[start]

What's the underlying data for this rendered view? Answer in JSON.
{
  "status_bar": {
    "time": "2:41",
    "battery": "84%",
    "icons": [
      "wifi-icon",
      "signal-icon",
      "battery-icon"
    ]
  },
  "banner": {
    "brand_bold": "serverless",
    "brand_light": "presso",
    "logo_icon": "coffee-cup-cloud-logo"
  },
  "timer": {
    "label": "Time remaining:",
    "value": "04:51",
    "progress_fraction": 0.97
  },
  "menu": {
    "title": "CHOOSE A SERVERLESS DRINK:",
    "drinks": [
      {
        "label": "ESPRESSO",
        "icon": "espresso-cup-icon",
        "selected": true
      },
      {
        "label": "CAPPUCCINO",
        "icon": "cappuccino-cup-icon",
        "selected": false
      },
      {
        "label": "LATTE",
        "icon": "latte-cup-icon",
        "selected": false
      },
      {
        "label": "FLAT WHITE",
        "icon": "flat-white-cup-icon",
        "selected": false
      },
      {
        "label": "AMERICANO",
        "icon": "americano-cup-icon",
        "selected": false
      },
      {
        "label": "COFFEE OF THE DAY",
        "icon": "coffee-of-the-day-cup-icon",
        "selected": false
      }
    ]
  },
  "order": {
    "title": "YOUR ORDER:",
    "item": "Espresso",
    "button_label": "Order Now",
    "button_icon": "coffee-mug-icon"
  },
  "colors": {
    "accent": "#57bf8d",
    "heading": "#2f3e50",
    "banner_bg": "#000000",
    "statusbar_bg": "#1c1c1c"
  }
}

[end]

Prompt: Recopy all the lines exactly as they appear.

Task output:
What's the underlying data for this rendered view? Answer in JSON.
{
  "status_bar": {
    "time": "2:41",
    "battery": "84%",
    "icons": [
      "wifi-icon",
      "signal-icon",
      "battery-icon"
    ]
  },
  "banner": {
    "brand_bold": "serverless",
    "brand_light": "presso",
    "logo_icon": "coffee-cup-cloud-logo"
  },
  "timer": {
    "label": "Time remaining:",
    "value": "04:51",
    "progress_fraction": 0.97
  },
  "menu": {
    "title": "CHOOSE A SERVERLESS DRINK:",
    "drinks": [
      {
        "label": "ESPRESSO",
        "icon": "espresso-cup-icon",
        "selected": true
      },
      {
        "label": "CAPPUCCINO",
        "icon": "cappuccino-cup-icon",
        "selected": false
      },
      {
        "label": "LATTE",
        "icon": "latte-cup-icon",
        "selected": false
      },
      {
        "label": "FLAT WHITE",
        "icon": "flat-white-cup-icon",
        "selected": false
      },
      {
        "label": "AMERICANO",
        "icon": "americano-cup-icon",
        "selected": false
      },
      {
        "label": "COFFEE OF THE DAY",
        "icon": "coffee-of-the-day-cup-icon",
        "selected": false
      }
    ]
  },
  "order": {
    "title": "YOUR ORDER:",
    "item": "Espresso",
    "button_label": "Order Now",
    "button_icon": "coffee-mug-icon"
  },
  "colors": {
    "accent": "#57bf8d",
    "heading": "#2f3e50",
    "banner_bg": "#000000",
    "statusbar_bg": "#1c1c1c"
  }
}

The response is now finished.